> _Exercise goal_:
Do not copy the pictures; transcribe all other material exactly.

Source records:
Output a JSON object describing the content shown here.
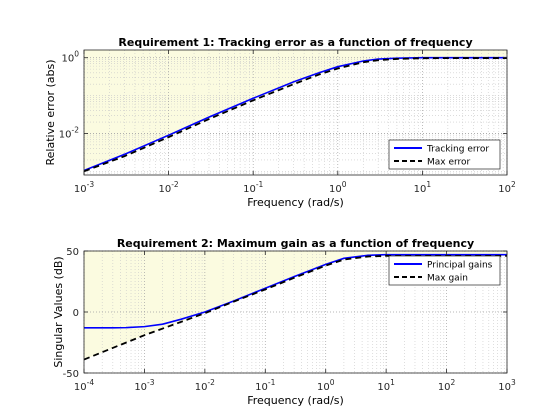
{
  "chart_data": [
    {
      "type": "line",
      "title": "Requirement 1: Tracking error as a function of frequency",
      "xlabel": "Frequency (rad/s)",
      "ylabel": "Relative error (abs)",
      "xscale": "log",
      "yscale": "log",
      "xlim": [
        0.001,
        100
      ],
      "ylim": [
        0.0008,
        1.6
      ],
      "x_ticks": [
        {
          "v": 0.001,
          "base": "10",
          "exp": "-3"
        },
        {
          "v": 0.01,
          "base": "10",
          "exp": "-2"
        },
        {
          "v": 0.1,
          "base": "10",
          "exp": "-1"
        },
        {
          "v": 1,
          "base": "10",
          "exp": "0"
        },
        {
          "v": 10,
          "base": "10",
          "exp": "1"
        },
        {
          "v": 100,
          "base": "10",
          "exp": "2"
        }
      ],
      "y_ticks": [
        {
          "v": 0.01,
          "base": "10",
          "exp": "-2"
        },
        {
          "v": 1,
          "base": "10",
          "exp": "0"
        }
      ],
      "grid": true,
      "legend_position": "bottom-right",
      "shaded_region": "above max error",
      "series": [
        {
          "name": "Tracking error",
          "color": "#0000ff",
          "style": "solid",
          "x": [
            0.001,
            0.003,
            0.01,
            0.03,
            0.1,
            0.3,
            0.6,
            1,
            2,
            3,
            5,
            10,
            30,
            100
          ],
          "y": [
            0.00105,
            0.0028,
            0.009,
            0.027,
            0.085,
            0.23,
            0.4,
            0.58,
            0.82,
            0.92,
            0.97,
            1.0,
            1.0,
            1.0
          ]
        },
        {
          "name": "Max error",
          "color": "#000000",
          "style": "dashed",
          "x": [
            0.001,
            0.003,
            0.01,
            0.03,
            0.1,
            0.3,
            0.6,
            1,
            2,
            3,
            5,
            10,
            30,
            100
          ],
          "y": [
            0.001,
            0.0025,
            0.008,
            0.024,
            0.075,
            0.2,
            0.36,
            0.52,
            0.76,
            0.86,
            0.93,
            0.97,
            0.98,
            0.98
          ]
        }
      ]
    },
    {
      "type": "line",
      "title": "Requirement 2: Maximum gain as a function of frequency",
      "xlabel": "Frequency (rad/s)",
      "ylabel": "Singular Values (dB)",
      "xscale": "log",
      "yscale": "linear",
      "xlim": [
        0.0001,
        1000
      ],
      "ylim": [
        -50,
        50
      ],
      "x_ticks": [
        {
          "v": 0.0001,
          "base": "10",
          "exp": "-4"
        },
        {
          "v": 0.001,
          "base": "10",
          "exp": "-3"
        },
        {
          "v": 0.01,
          "base": "10",
          "exp": "-2"
        },
        {
          "v": 0.1,
          "base": "10",
          "exp": "-1"
        },
        {
          "v": 1,
          "base": "10",
          "exp": "0"
        },
        {
          "v": 10,
          "base": "10",
          "exp": "1"
        },
        {
          "v": 100,
          "base": "10",
          "exp": "2"
        },
        {
          "v": 1000,
          "base": "10",
          "exp": "3"
        }
      ],
      "y_ticks": [
        {
          "v": 50,
          "label": "50"
        },
        {
          "v": 0,
          "label": "0"
        },
        {
          "v": -50,
          "label": "-50"
        }
      ],
      "grid": true,
      "legend_position": "top-right",
      "shaded_region": "above max gain",
      "series": [
        {
          "name": "Principal gains",
          "color": "#0000ff",
          "style": "solid",
          "x": [
            0.0001,
            0.0003,
            0.0005,
            0.001,
            0.002,
            0.004,
            0.01,
            0.03,
            0.1,
            0.3,
            1,
            2,
            5,
            10,
            100,
            1000
          ],
          "y": [
            -13,
            -13,
            -12.8,
            -12,
            -10,
            -6,
            0,
            9,
            19.5,
            29,
            39,
            44,
            46.5,
            47,
            47,
            47
          ]
        },
        {
          "name": "Max gain",
          "color": "#000000",
          "style": "dashed",
          "x": [
            0.0001,
            0.001,
            0.01,
            0.03,
            0.1,
            0.3,
            1,
            2,
            5,
            10,
            100,
            1000
          ],
          "y": [
            -39,
            -19,
            -1,
            8.5,
            18.5,
            28,
            38,
            43,
            45.5,
            46,
            46,
            46
          ]
        }
      ]
    }
  ]
}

> _Finished task_:
Output a JSON object describing the content shown here.
{
  "chart_data": [
    {
      "type": "line",
      "title": "Requirement 1: Tracking error as a function of frequency",
      "xlabel": "Frequency (rad/s)",
      "ylabel": "Relative error (abs)",
      "xscale": "log",
      "yscale": "log",
      "xlim": [
        0.001,
        100
      ],
      "ylim": [
        0.0008,
        1.6
      ],
      "x_ticks": [
        {
          "v": 0.001,
          "base": "10",
          "exp": "-3"
        },
        {
          "v": 0.01,
          "base": "10",
          "exp": "-2"
        },
        {
          "v": 0.1,
          "base": "10",
          "exp": "-1"
        },
        {
          "v": 1,
          "base": "10",
          "exp": "0"
        },
        {
          "v": 10,
          "base": "10",
          "exp": "1"
        },
        {
          "v": 100,
          "base": "10",
          "exp": "2"
        }
      ],
      "y_ticks": [
        {
          "v": 0.01,
          "base": "10",
          "exp": "-2"
        },
        {
          "v": 1,
          "base": "10",
          "exp": "0"
        }
      ],
      "grid": true,
      "legend_position": "bottom-right",
      "shaded_region": "above max error",
      "series": [
        {
          "name": "Tracking error",
          "color": "#0000ff",
          "style": "solid",
          "x": [
            0.001,
            0.003,
            0.01,
            0.03,
            0.1,
            0.3,
            0.6,
            1,
            2,
            3,
            5,
            10,
            30,
            100
          ],
          "y": [
            0.00105,
            0.0028,
            0.009,
            0.027,
            0.085,
            0.23,
            0.4,
            0.58,
            0.82,
            0.92,
            0.97,
            1.0,
            1.0,
            1.0
          ]
        },
        {
          "name": "Max error",
          "color": "#000000",
          "style": "dashed",
          "x": [
            0.001,
            0.003,
            0.01,
            0.03,
            0.1,
            0.3,
            0.6,
            1,
            2,
            3,
            5,
            10,
            30,
            100
          ],
          "y": [
            0.001,
            0.0025,
            0.008,
            0.024,
            0.075,
            0.2,
            0.36,
            0.52,
            0.76,
            0.86,
            0.93,
            0.97,
            0.98,
            0.98
          ]
        }
      ]
    },
    {
      "type": "line",
      "title": "Requirement 2: Maximum gain as a function of frequency",
      "xlabel": "Frequency (rad/s)",
      "ylabel": "Singular Values (dB)",
      "xscale": "log",
      "yscale": "linear",
      "xlim": [
        0.0001,
        1000
      ],
      "ylim": [
        -50,
        50
      ],
      "x_ticks": [
        {
          "v": 0.0001,
          "base": "10",
          "exp": "-4"
        },
        {
          "v": 0.001,
          "base": "10",
          "exp": "-3"
        },
        {
          "v": 0.01,
          "base": "10",
          "exp": "-2"
        },
        {
          "v": 0.1,
          "base": "10",
          "exp": "-1"
        },
        {
          "v": 1,
          "base": "10",
          "exp": "0"
        },
        {
          "v": 10,
          "base": "10",
          "exp": "1"
        },
        {
          "v": 100,
          "base": "10",
          "exp": "2"
        },
        {
          "v": 1000,
          "base": "10",
          "exp": "3"
        }
      ],
      "y_ticks": [
        {
          "v": 50,
          "label": "50"
        },
        {
          "v": 0,
          "label": "0"
        },
        {
          "v": -50,
          "label": "-50"
        }
      ],
      "grid": true,
      "legend_position": "top-right",
      "shaded_region": "above max gain",
      "series": [
        {
          "name": "Principal gains",
          "color": "#0000ff",
          "style": "solid",
          "x": [
            0.0001,
            0.0003,
            0.0005,
            0.001,
            0.002,
            0.004,
            0.01,
            0.03,
            0.1,
            0.3,
            1,
            2,
            5,
            10,
            100,
            1000
          ],
          "y": [
            -13,
            -13,
            -12.8,
            -12,
            -10,
            -6,
            0,
            9,
            19.5,
            29,
            39,
            44,
            46.5,
            47,
            47,
            47
          ]
        },
        {
          "name": "Max gain",
          "color": "#000000",
          "style": "dashed",
          "x": [
            0.0001,
            0.001,
            0.01,
            0.03,
            0.1,
            0.3,
            1,
            2,
            5,
            10,
            100,
            1000
          ],
          "y": [
            -39,
            -19,
            -1,
            8.5,
            18.5,
            28,
            38,
            43,
            45.5,
            46,
            46,
            46
          ]
        }
      ]
    }
  ]
}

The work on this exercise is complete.